> [STATED TASK]
List all the lines in these records that hold "Flux".

☆ ☆ ☆ ☆ ☆

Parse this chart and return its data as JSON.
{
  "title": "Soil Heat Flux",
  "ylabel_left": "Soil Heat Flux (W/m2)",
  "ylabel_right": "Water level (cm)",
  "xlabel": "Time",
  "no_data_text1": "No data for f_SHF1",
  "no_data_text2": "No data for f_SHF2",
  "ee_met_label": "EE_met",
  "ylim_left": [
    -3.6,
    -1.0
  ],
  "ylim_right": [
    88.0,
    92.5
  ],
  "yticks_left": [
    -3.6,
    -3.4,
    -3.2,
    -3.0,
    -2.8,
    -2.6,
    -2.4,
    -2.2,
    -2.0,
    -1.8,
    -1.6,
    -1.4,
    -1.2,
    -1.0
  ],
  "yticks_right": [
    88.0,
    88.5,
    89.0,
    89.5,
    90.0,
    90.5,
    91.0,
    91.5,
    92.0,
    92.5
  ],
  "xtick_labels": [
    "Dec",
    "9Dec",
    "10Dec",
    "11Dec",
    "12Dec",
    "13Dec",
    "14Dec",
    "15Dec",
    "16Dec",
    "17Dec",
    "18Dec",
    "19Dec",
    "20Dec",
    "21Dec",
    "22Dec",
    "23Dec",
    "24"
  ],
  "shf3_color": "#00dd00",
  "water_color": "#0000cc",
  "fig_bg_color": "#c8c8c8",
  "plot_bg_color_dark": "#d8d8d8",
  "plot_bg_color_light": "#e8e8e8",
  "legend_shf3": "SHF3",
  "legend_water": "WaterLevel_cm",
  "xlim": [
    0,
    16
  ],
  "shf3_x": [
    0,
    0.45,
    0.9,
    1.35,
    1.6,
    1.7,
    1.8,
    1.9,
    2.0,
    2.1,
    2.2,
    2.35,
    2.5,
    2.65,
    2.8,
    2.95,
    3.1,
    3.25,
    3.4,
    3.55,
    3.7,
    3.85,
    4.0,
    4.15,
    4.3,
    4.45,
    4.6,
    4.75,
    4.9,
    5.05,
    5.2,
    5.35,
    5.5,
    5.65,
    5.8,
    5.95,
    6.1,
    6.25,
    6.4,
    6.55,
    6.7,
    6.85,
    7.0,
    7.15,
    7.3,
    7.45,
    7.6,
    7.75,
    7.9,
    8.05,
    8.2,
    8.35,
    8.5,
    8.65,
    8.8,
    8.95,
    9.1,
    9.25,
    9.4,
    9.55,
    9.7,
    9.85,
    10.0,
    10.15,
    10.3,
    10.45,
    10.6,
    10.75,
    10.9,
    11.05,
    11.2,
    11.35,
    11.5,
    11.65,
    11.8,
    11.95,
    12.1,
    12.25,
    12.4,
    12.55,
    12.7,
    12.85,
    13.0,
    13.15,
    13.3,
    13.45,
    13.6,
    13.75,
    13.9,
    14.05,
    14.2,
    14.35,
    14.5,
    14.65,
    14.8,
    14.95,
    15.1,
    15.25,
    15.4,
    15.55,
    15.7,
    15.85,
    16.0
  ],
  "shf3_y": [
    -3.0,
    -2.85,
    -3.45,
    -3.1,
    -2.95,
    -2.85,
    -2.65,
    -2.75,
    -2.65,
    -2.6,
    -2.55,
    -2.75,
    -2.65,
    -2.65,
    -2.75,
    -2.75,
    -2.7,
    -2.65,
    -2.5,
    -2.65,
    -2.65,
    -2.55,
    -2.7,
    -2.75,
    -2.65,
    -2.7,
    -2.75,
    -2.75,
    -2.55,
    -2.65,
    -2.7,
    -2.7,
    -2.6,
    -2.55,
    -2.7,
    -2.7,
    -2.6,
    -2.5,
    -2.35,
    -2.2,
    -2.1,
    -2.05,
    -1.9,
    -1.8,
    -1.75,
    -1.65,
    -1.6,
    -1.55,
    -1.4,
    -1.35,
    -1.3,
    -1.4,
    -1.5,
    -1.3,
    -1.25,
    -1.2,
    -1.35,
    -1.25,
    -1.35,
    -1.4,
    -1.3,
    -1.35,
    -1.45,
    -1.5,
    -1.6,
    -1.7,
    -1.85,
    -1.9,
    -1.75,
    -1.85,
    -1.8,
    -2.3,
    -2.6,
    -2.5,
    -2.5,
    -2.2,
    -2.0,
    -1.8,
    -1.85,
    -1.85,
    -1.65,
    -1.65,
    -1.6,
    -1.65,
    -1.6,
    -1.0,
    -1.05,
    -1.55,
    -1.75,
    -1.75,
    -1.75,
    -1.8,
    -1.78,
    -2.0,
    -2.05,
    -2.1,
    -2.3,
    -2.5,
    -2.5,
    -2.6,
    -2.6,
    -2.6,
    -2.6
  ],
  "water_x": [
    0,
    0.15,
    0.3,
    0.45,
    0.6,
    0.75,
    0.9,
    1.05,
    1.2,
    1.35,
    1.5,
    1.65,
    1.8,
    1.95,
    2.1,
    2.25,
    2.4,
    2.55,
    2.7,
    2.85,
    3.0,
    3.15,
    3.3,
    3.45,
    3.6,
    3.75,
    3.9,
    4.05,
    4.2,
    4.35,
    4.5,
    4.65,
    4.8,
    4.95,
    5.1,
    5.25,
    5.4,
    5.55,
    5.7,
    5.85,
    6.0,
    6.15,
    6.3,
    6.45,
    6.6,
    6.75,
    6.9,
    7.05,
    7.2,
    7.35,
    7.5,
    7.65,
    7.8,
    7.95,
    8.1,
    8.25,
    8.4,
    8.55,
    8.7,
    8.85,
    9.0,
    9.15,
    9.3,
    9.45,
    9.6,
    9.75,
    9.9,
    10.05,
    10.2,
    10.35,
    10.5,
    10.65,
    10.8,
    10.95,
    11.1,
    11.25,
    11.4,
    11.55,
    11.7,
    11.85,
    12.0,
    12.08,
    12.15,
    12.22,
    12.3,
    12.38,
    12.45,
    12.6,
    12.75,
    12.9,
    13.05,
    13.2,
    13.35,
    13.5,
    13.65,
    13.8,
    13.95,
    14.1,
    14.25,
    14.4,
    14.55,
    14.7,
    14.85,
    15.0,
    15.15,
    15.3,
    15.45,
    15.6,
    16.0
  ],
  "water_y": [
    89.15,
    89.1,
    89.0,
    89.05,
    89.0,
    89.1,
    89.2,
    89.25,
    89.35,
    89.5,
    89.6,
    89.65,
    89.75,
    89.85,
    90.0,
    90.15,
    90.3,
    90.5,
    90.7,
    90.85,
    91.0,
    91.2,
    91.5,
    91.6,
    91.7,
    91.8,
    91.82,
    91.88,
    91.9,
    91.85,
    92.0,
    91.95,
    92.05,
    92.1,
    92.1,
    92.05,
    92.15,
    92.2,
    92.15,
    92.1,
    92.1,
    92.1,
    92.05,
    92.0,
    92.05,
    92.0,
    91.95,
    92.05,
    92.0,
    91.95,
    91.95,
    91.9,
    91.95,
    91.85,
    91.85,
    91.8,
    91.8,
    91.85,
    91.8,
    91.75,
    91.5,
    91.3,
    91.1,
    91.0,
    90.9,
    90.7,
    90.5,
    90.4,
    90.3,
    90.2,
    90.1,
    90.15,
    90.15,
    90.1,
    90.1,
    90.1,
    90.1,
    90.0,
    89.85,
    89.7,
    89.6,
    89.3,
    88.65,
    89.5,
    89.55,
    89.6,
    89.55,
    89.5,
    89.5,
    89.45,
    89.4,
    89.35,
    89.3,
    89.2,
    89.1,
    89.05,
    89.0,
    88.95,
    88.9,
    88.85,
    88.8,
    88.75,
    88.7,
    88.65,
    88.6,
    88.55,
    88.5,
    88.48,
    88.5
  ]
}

☆ ☆ ☆ ☆ ☆

> [THE OUTPUT]
  "title": "Soil Heat Flux",
  "ylabel_left": "Soil Heat Flux (W/m2)",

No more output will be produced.